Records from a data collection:
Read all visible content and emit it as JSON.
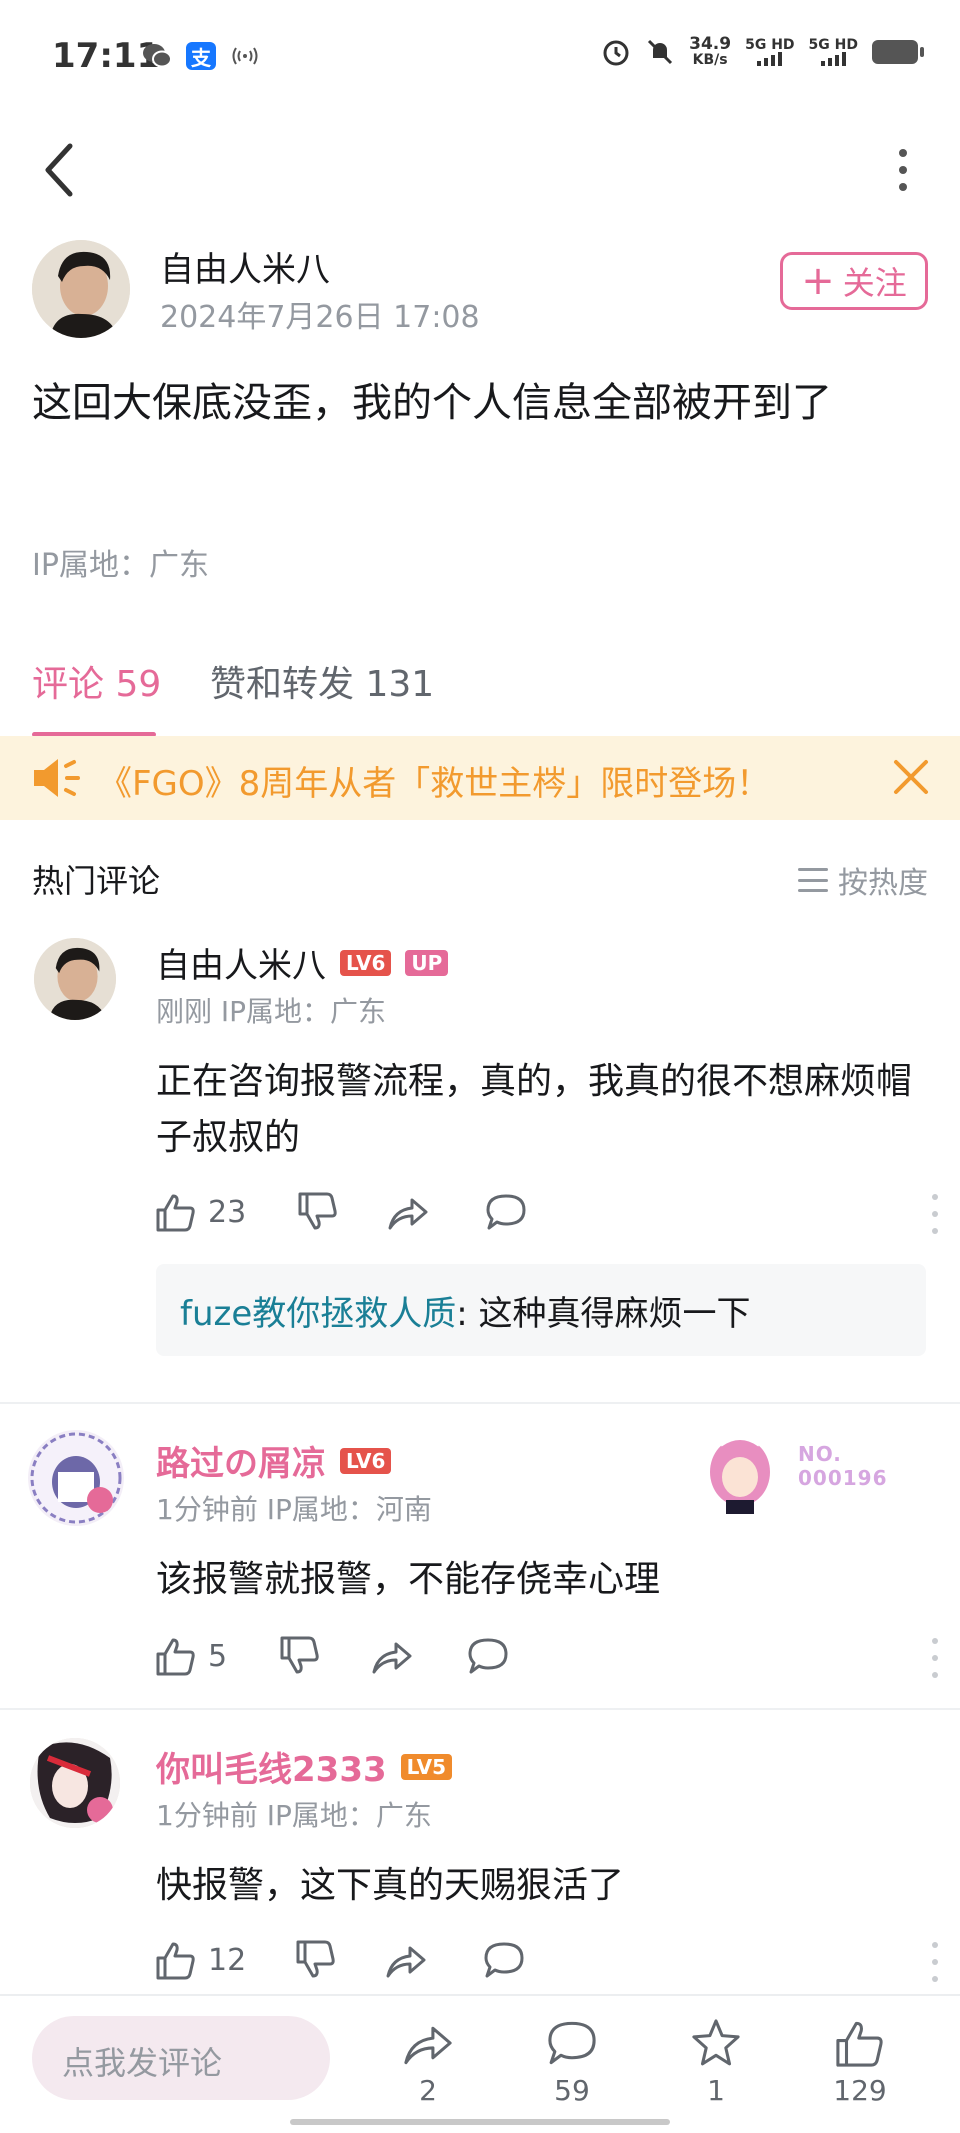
{
  "status": {
    "time": "17:11",
    "net_speed_value": "34.9",
    "net_speed_unit": "KB/s",
    "signal_1": "5G HD",
    "signal_2": "5G HD",
    "alipay_glyph": "支"
  },
  "post": {
    "author_name": "自由人米八",
    "datetime": "2024年7月26日 17:08",
    "follow_label": "关注",
    "follow_plus": "+",
    "text": "这回大保底没歪，我的个人信息全部被开到了",
    "ip_location": "IP属地：广东"
  },
  "tabs": [
    {
      "label": "评论 59",
      "active": true
    },
    {
      "label": "赞和转发 131",
      "active": false
    }
  ],
  "notice": {
    "text": "《FGO》8周年从者「救世主梣」限时登场！"
  },
  "hot_comments": {
    "title": "热门评论",
    "sort_label": "按热度"
  },
  "comments": [
    {
      "name": "自由人米八",
      "level": "LV6",
      "badge": "UP",
      "meta": "刚刚  IP属地：广东",
      "text": "正在咨询报警流程，真的，我真的很不想麻烦帽子叔叔的",
      "likes": "23",
      "reply_user": "fuze教你拯救人质",
      "reply_text": ": 这种真得麻烦一下"
    },
    {
      "name": "路过の屑凉",
      "level": "LV6",
      "meta": "1分钟前  IP属地：河南",
      "text": "该报警就报警，不能存侥幸心理",
      "likes": "5",
      "pendant_no_label": "NO.",
      "pendant_no_value": "000196"
    },
    {
      "name": "你叫毛线2333",
      "level": "LV5",
      "meta": "1分钟前  IP属地：广东",
      "text": "快报警，这下真的天赐狠活了",
      "likes": "12"
    }
  ],
  "bottom_bar": {
    "input_placeholder": "点我发评论",
    "share_count": "2",
    "comment_count": "59",
    "favorite_count": "1",
    "like_count": "129"
  },
  "colors": {
    "accent": "#e56a98",
    "notice_bg": "#fdf3dd",
    "notice_text": "#f29a2e",
    "muted": "#9499a0"
  }
}
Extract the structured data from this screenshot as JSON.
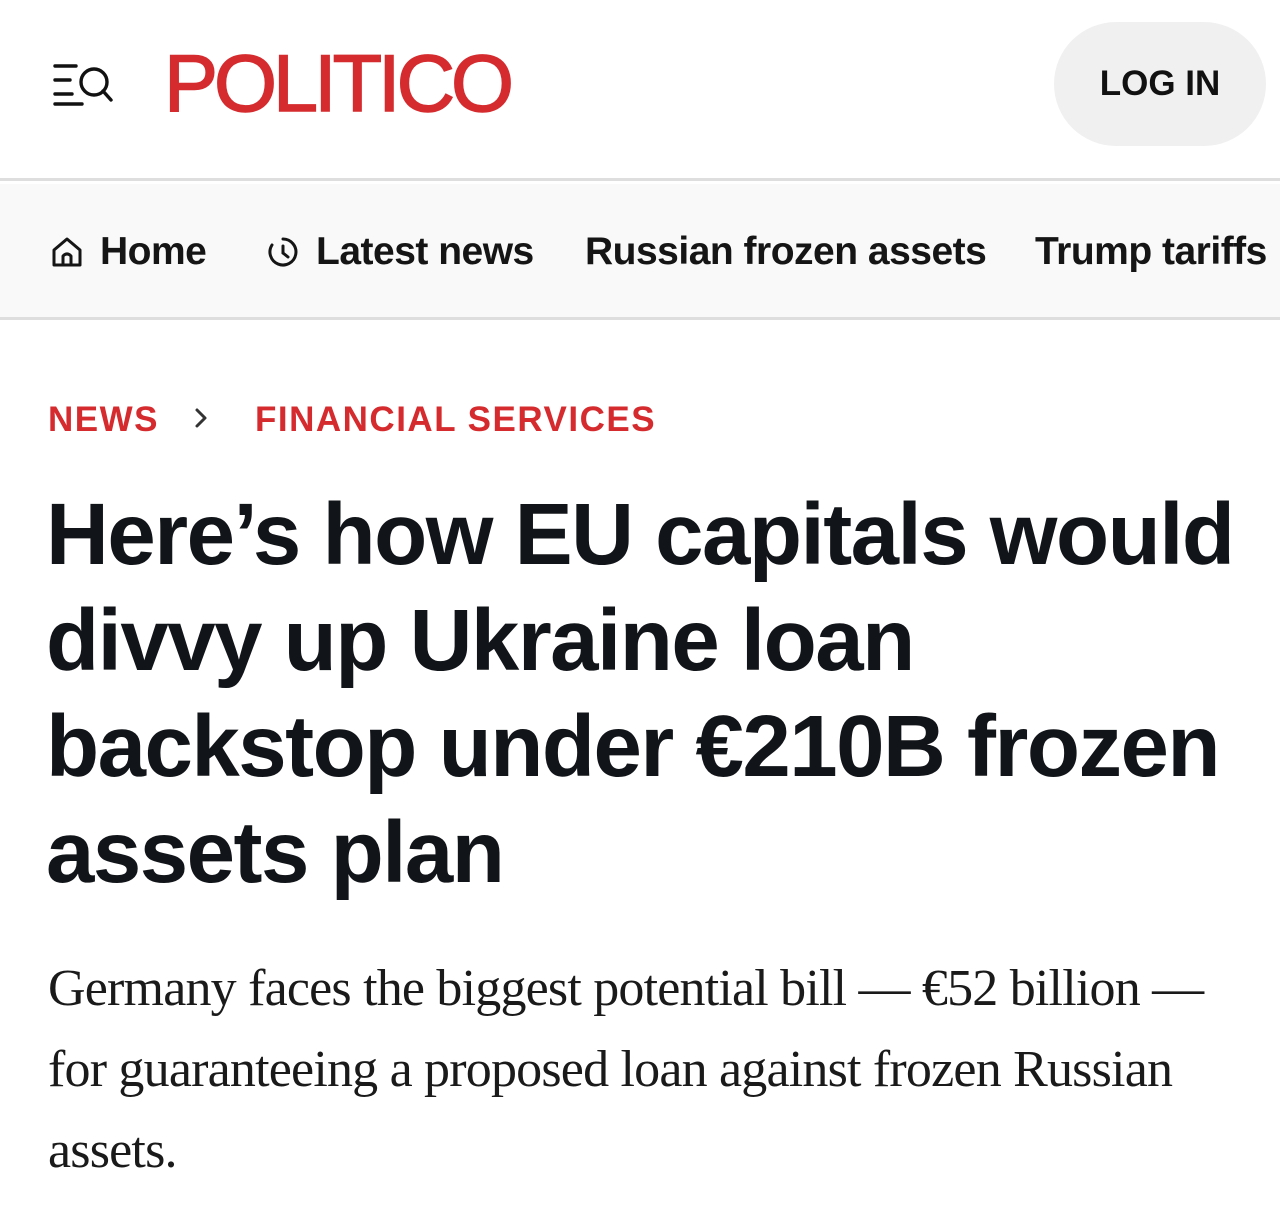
{
  "header": {
    "logo_text": "POLITICO",
    "brand_color": "#d52b2e",
    "menu_icon": "menu-search-icon",
    "login_label": "LOG IN"
  },
  "nav": {
    "items": [
      {
        "label": "Home",
        "icon": "home-icon"
      },
      {
        "label": "Latest news",
        "icon": "clock-icon"
      },
      {
        "label": "Russian frozen assets"
      },
      {
        "label": "Trump tariffs"
      }
    ]
  },
  "breadcrumb": {
    "section": "NEWS",
    "separator_icon": "chevron-right-icon",
    "subsection": "FINANCIAL SERVICES"
  },
  "article": {
    "headline": "Here’s how EU capitals would divvy up Ukraine loan backstop under €210B frozen assets plan",
    "dek": "Germany faces the biggest potential bill — €52 billion — for guaranteeing a proposed loan against frozen Russian assets."
  }
}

TASK TO COMPLETE
Your task is to set down exactly the lines that run from the line holding "Extract the structured" through the close of the entries, including both ends. Pictures stay out.

RESPONSE
Extract the structured data from this screenshot as JSON.
{
  "header": {
    "logo_text": "POLITICO",
    "brand_color": "#d52b2e",
    "menu_icon": "menu-search-icon",
    "login_label": "LOG IN"
  },
  "nav": {
    "items": [
      {
        "label": "Home",
        "icon": "home-icon"
      },
      {
        "label": "Latest news",
        "icon": "clock-icon"
      },
      {
        "label": "Russian frozen assets"
      },
      {
        "label": "Trump tariffs"
      }
    ]
  },
  "breadcrumb": {
    "section": "NEWS",
    "separator_icon": "chevron-right-icon",
    "subsection": "FINANCIAL SERVICES"
  },
  "article": {
    "headline": "Here’s how EU capitals would divvy up Ukraine loan backstop under €210B frozen assets plan",
    "dek": "Germany faces the biggest potential bill — €52 billion — for guaranteeing a proposed loan against frozen Russian assets."
  }
}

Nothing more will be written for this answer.